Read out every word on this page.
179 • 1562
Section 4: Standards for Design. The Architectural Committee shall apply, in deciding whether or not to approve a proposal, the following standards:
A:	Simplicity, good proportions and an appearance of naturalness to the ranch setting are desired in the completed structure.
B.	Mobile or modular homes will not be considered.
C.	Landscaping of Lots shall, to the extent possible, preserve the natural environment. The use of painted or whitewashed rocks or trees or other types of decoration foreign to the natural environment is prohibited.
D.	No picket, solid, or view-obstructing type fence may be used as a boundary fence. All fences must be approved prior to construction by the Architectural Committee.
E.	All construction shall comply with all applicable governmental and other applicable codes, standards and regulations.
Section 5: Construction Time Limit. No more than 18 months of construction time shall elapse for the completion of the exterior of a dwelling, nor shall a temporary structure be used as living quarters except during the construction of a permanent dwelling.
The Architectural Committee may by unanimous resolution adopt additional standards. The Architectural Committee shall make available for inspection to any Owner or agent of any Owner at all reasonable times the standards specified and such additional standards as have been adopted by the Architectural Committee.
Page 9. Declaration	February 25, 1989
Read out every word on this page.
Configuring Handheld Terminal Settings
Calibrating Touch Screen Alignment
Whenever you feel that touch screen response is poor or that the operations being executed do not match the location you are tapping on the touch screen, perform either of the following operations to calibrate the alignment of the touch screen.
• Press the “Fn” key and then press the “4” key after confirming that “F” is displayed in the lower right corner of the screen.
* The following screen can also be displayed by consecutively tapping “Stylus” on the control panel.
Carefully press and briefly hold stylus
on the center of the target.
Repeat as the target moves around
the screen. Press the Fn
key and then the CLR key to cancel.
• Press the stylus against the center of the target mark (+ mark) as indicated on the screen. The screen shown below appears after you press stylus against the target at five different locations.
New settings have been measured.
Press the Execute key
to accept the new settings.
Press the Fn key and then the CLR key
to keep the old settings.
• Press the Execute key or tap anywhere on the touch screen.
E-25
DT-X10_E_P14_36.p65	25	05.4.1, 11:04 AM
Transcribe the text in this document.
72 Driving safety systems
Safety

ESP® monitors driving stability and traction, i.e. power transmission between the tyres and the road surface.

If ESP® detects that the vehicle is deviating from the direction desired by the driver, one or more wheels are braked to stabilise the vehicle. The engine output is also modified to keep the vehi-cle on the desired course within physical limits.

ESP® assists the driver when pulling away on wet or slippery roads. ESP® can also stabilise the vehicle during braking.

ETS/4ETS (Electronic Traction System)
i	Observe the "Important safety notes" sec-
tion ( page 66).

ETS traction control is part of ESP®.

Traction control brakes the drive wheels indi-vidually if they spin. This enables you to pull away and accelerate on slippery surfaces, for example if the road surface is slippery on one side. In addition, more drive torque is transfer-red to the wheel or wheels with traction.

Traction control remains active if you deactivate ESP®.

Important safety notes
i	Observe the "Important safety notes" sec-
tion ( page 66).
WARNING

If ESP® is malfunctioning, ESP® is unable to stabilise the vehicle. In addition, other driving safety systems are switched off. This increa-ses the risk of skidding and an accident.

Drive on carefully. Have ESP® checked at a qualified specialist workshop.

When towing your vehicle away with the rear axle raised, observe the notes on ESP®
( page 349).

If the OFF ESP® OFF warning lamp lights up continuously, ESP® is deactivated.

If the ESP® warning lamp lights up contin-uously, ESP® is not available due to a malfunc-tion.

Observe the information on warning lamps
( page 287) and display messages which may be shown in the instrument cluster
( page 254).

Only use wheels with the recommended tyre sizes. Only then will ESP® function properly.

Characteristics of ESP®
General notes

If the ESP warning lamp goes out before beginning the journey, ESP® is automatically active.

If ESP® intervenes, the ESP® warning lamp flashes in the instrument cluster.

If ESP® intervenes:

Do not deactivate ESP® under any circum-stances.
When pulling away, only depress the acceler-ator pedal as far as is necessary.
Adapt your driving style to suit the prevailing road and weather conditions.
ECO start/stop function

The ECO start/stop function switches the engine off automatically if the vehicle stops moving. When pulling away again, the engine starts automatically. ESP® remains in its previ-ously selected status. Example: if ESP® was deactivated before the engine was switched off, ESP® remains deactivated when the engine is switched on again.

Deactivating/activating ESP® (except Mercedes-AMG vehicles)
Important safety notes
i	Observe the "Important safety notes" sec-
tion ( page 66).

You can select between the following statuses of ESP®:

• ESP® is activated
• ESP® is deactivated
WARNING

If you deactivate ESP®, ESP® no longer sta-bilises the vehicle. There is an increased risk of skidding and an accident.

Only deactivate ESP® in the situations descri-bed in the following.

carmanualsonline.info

******************************

> _WHAT YOU HAVE TO DO_
Every record above should be output exactly.

> _SOLUTION FOR THIS PROBLEM_
Read out every word on this page.
179 • 1562
Section 4: Standards for Design. The Architectural Committee shall apply, in deciding whether or not to approve a proposal, the following standards:
A:	Simplicity, good proportions and an appearance of naturalness to the ranch setting are desired in the completed structure.
B.	Mobile or modular homes will not be considered.
C.	Landscaping of Lots shall, to the extent possible, preserve the natural environment. The use of painted or whitewashed rocks or trees or other types of decoration foreign to the natural environment is prohibited.
D.	No picket, solid, or view-obstructing type fence may be used as a boundary fence. All fences must be approved prior to construction by the Architectural Committee.
E.	All construction shall comply with all applicable governmental and other applicable codes, standards and regulations.
Section 5: Construction Time Limit. No more than 18 months of construction time shall elapse for the completion of the exterior of a dwelling, nor shall a temporary structure be used as living quarters except during the construction of a permanent dwelling.
The Architectural Committee may by unanimous resolution adopt additional standards. The Architectural Committee shall make available for inspection to any Owner or agent of any Owner at all reasonable times the standards specified and such additional standards as have been adopted by the Architectural Committee.
Page 9. Declaration	February 25, 1989
Read out every word on this page.
Configuring Handheld Terminal Settings
Calibrating Touch Screen Alignment
Whenever you feel that touch screen response is poor or that the operations being executed do not match the location you are tapping on the touch screen, perform either of the following operations to calibrate the alignment of the touch screen.
• Press the “Fn” key and then press the “4” key after confirming that “F” is displayed in the lower right corner of the screen.
* The following screen can also be displayed by consecutively tapping “Stylus” on the control panel.
Carefully press and briefly hold stylus
on the center of the target.
Repeat as the target moves around
the screen. Press the Fn
key and then the CLR key to cancel.
• Press the stylus against the center of the target mark (+ mark) as indicated on the screen. The screen shown below appears after you press stylus against the target at five different locations.
New settings have been measured.
Press the Execute key
to accept the new settings.
Press the Fn key and then the CLR key
to keep the old settings.
• Press the Execute key or tap anywhere on the touch screen.
E-25
DT-X10_E_P14_36.p65	25	05.4.1, 11:04 AM
Transcribe the text in this document.
72 Driving safety systems
Safety

ESP® monitors driving stability and traction, i.e. power transmission between the tyres and the road surface.

If ESP® detects that the vehicle is deviating from the direction desired by the driver, one or more wheels are braked to stabilise the vehicle. The engine output is also modified to keep the vehi-cle on the desired course within physical limits.

ESP® assists the driver when pulling away on wet or slippery roads. ESP® can also stabilise the vehicle during braking.

ETS/4ETS (Electronic Traction System)
i	Observe the "Important safety notes" sec-
tion ( page 66).

ETS traction control is part of ESP®.

Traction control brakes the drive wheels indi-vidually if they spin. This enables you to pull away and accelerate on slippery surfaces, for example if the road surface is slippery on one side. In addition, more drive torque is transfer-red to the wheel or wheels with traction.

Traction control remains active if you deactivate ESP®.

Important safety notes
i	Observe the "Important safety notes" sec-
tion ( page 66).
WARNING

If ESP® is malfunctioning, ESP® is unable to stabilise the vehicle. In addition, other driving safety systems are switched off. This increa-ses the risk of skidding and an accident.

Drive on carefully. Have ESP® checked at a qualified specialist workshop.

When towing your vehicle away with the rear axle raised, observe the notes on ESP®
( page 349).

If the OFF ESP® OFF warning lamp lights up continuously, ESP® is deactivated.

If the ESP® warning lamp lights up contin-uously, ESP® is not available due to a malfunc-tion.

Observe the information on warning lamps
( page 287) and display messages which may be shown in the instrument cluster
( page 254).

Only use wheels with the recommended tyre sizes. Only then will ESP® function properly.

Characteristics of ESP®
General notes

If the ESP warning lamp goes out before beginning the journey, ESP® is automatically active.

If ESP® intervenes, the ESP® warning lamp flashes in the instrument cluster.

If ESP® intervenes:

Do not deactivate ESP® under any circum-stances.
When pulling away, only depress the acceler-ator pedal as far as is necessary.
Adapt your driving style to suit the prevailing road and weather conditions.
ECO start/stop function

The ECO start/stop function switches the engine off automatically if the vehicle stops moving. When pulling away again, the engine starts automatically. ESP® remains in its previ-ously selected status. Example: if ESP® was deactivated before the engine was switched off, ESP® remains deactivated when the engine is switched on again.

Deactivating/activating ESP® (except Mercedes-AMG vehicles)
Important safety notes
i	Observe the "Important safety notes" sec-
tion ( page 66).

You can select between the following statuses of ESP®:

• ESP® is activated
• ESP® is deactivated
WARNING

If you deactivate ESP®, ESP® no longer sta-bilises the vehicle. There is an increased risk of skidding and an accident.

Only deactivate ESP® in the situations descri-bed in the following.

carmanualsonline.info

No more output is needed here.